* start Material provided *

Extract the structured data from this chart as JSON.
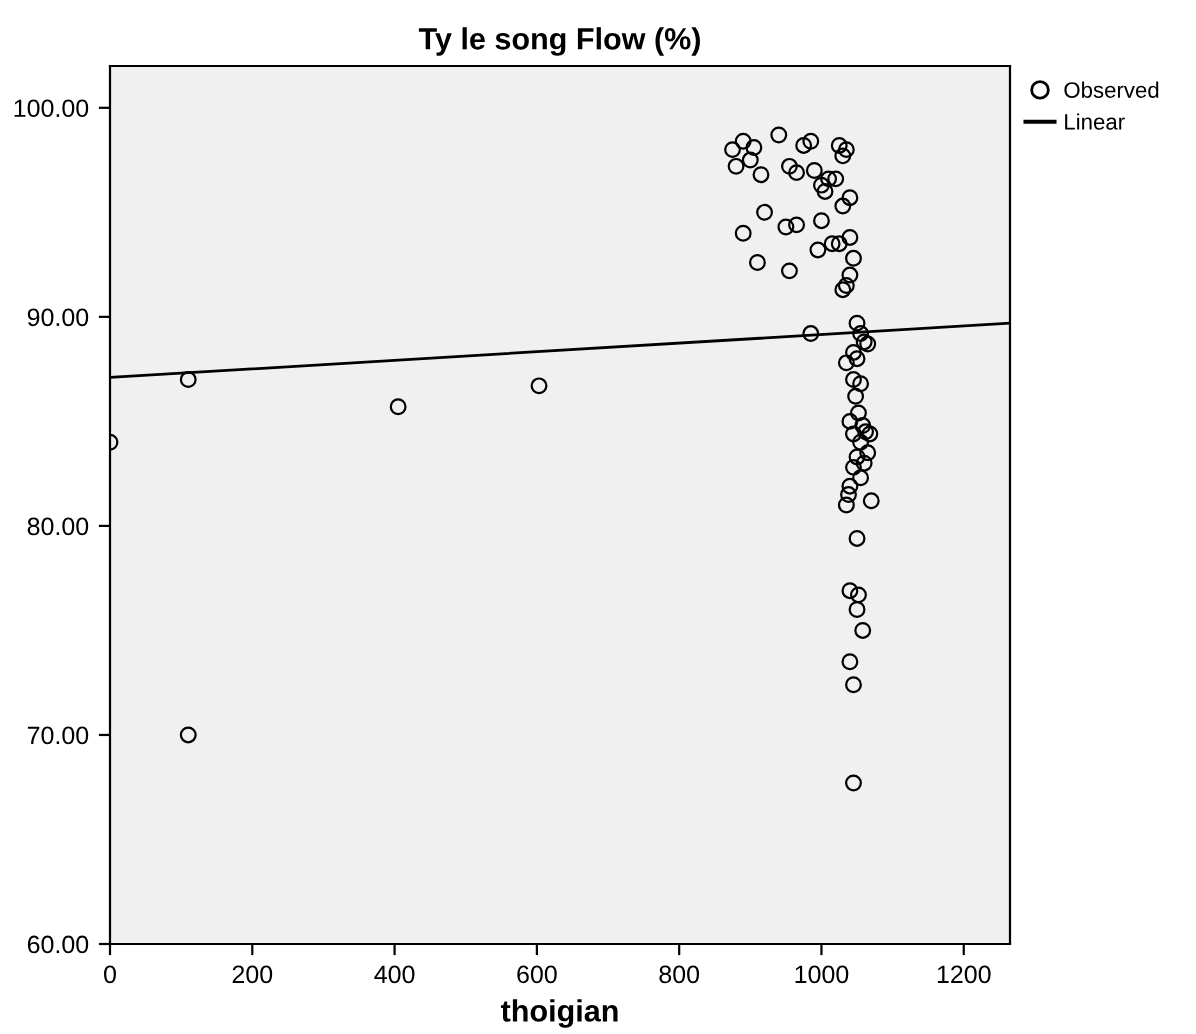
{
  "chart_data": {
    "type": "scatter",
    "title": "Ty le song Flow (%)",
    "xlabel": "thoigian",
    "xlim": [
      0,
      1265
    ],
    "xticks": [
      0,
      200,
      400,
      600,
      800,
      1000,
      1200
    ],
    "ylim": [
      60,
      102
    ],
    "yticks": [
      {
        "value": 60,
        "label": "60.00"
      },
      {
        "value": 70,
        "label": "70.00"
      },
      {
        "value": 80,
        "label": "80.00"
      },
      {
        "value": 90,
        "label": "90.00"
      },
      {
        "value": 100,
        "label": "100.00"
      }
    ],
    "grid": false,
    "legend": "top right",
    "series": [
      {
        "name": "Observed",
        "marker": "circle",
        "color": "#000000",
        "x": [
          0,
          110,
          110,
          405,
          603,
          875,
          890,
          905,
          880,
          900,
          915,
          940,
          955,
          965,
          975,
          985,
          990,
          1000,
          1005,
          1010,
          1020,
          1025,
          1030,
          1035,
          1040,
          1030,
          920,
          950,
          965,
          1000,
          1015,
          1025,
          1040,
          890,
          910,
          955,
          995,
          1045,
          1040,
          1035,
          1030,
          985,
          1050,
          1055,
          1060,
          1045,
          1065,
          1035,
          1050,
          1045,
          1055,
          1048,
          1052,
          1040,
          1058,
          1062,
          1068,
          1045,
          1055,
          1050,
          1060,
          1065,
          1045,
          1055,
          1040,
          1038,
          1035,
          1070,
          1050,
          1040,
          1052,
          1050,
          1058,
          1040,
          1045,
          1045
        ],
        "values": [
          84.0,
          87.0,
          70.0,
          85.7,
          86.7,
          98.0,
          98.4,
          98.1,
          97.2,
          97.5,
          96.8,
          98.7,
          97.2,
          96.9,
          98.2,
          98.4,
          97.0,
          96.3,
          96.0,
          96.6,
          96.6,
          98.2,
          97.7,
          98.0,
          95.7,
          95.3,
          95.0,
          94.3,
          94.4,
          94.6,
          93.5,
          93.5,
          93.8,
          94.0,
          92.6,
          92.2,
          93.2,
          92.8,
          92.0,
          91.5,
          91.3,
          89.2,
          89.7,
          89.2,
          88.8,
          88.3,
          88.7,
          87.8,
          88.0,
          87.0,
          86.8,
          86.2,
          85.4,
          85.0,
          84.8,
          84.5,
          84.4,
          84.4,
          84.0,
          83.3,
          83.0,
          83.5,
          82.8,
          82.3,
          81.9,
          81.5,
          81.0,
          81.2,
          79.4,
          76.9,
          76.7,
          76.0,
          75.0,
          73.5,
          72.4,
          67.7
        ]
      },
      {
        "name": "Linear",
        "type": "line",
        "marker": "none",
        "line_style": "solid",
        "color": "#000000",
        "x": [
          0,
          1265
        ],
        "values": [
          87.1,
          89.7
        ]
      }
    ]
  }
}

* end Material provided *

→ **What is needed**
Without the pictures, print the whole listing exactly as given.

→ **Exercise output**
Extract the structured data from this chart as JSON.
{
  "chart_data": {
    "type": "scatter",
    "title": "Ty le song Flow (%)",
    "xlabel": "thoigian",
    "xlim": [
      0,
      1265
    ],
    "xticks": [
      0,
      200,
      400,
      600,
      800,
      1000,
      1200
    ],
    "ylim": [
      60,
      102
    ],
    "yticks": [
      {
        "value": 60,
        "label": "60.00"
      },
      {
        "value": 70,
        "label": "70.00"
      },
      {
        "value": 80,
        "label": "80.00"
      },
      {
        "value": 90,
        "label": "90.00"
      },
      {
        "value": 100,
        "label": "100.00"
      }
    ],
    "grid": false,
    "legend": "top right",
    "series": [
      {
        "name": "Observed",
        "marker": "circle",
        "color": "#000000",
        "x": [
          0,
          110,
          110,
          405,
          603,
          875,
          890,
          905,
          880,
          900,
          915,
          940,
          955,
          965,
          975,
          985,
          990,
          1000,
          1005,
          1010,
          1020,
          1025,
          1030,
          1035,
          1040,
          1030,
          920,
          950,
          965,
          1000,
          1015,
          1025,
          1040,
          890,
          910,
          955,
          995,
          1045,
          1040,
          1035,
          1030,
          985,
          1050,
          1055,
          1060,
          1045,
          1065,
          1035,
          1050,
          1045,
          1055,
          1048,
          1052,
          1040,
          1058,
          1062,
          1068,
          1045,
          1055,
          1050,
          1060,
          1065,
          1045,
          1055,
          1040,
          1038,
          1035,
          1070,
          1050,
          1040,
          1052,
          1050,
          1058,
          1040,
          1045,
          1045
        ],
        "values": [
          84.0,
          87.0,
          70.0,
          85.7,
          86.7,
          98.0,
          98.4,
          98.1,
          97.2,
          97.5,
          96.8,
          98.7,
          97.2,
          96.9,
          98.2,
          98.4,
          97.0,
          96.3,
          96.0,
          96.6,
          96.6,
          98.2,
          97.7,
          98.0,
          95.7,
          95.3,
          95.0,
          94.3,
          94.4,
          94.6,
          93.5,
          93.5,
          93.8,
          94.0,
          92.6,
          92.2,
          93.2,
          92.8,
          92.0,
          91.5,
          91.3,
          89.2,
          89.7,
          89.2,
          88.8,
          88.3,
          88.7,
          87.8,
          88.0,
          87.0,
          86.8,
          86.2,
          85.4,
          85.0,
          84.8,
          84.5,
          84.4,
          84.4,
          84.0,
          83.3,
          83.0,
          83.5,
          82.8,
          82.3,
          81.9,
          81.5,
          81.0,
          81.2,
          79.4,
          76.9,
          76.7,
          76.0,
          75.0,
          73.5,
          72.4,
          67.7
        ]
      },
      {
        "name": "Linear",
        "type": "line",
        "marker": "none",
        "line_style": "solid",
        "color": "#000000",
        "x": [
          0,
          1265
        ],
        "values": [
          87.1,
          89.7
        ]
      }
    ]
  }
}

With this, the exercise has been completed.